§ **What to produce**
From the listing that follows, extract every line and set it down unaltered.

____

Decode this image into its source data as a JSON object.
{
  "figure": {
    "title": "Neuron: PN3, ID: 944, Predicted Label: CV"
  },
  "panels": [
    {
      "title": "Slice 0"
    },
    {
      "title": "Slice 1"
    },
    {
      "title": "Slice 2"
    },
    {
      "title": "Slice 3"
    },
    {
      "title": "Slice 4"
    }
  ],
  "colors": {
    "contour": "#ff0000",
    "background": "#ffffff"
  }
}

____

§ **Correct result**
Decode this image into its source data as a JSON object.
{
  "figure": {
    "title": "Neuron: PN3, ID: 944, Predicted Label: CV"
  },
  "panels": [
    {
      "title": "Slice 0"
    },
    {
      "title": "Slice 1"
    },
    {
      "title": "Slice 2"
    },
    {
      "title": "Slice 3"
    },
    {
      "title": "Slice 4"
    }
  ],
  "colors": {
    "contour": "#ff0000",
    "background": "#ffffff"
  }
}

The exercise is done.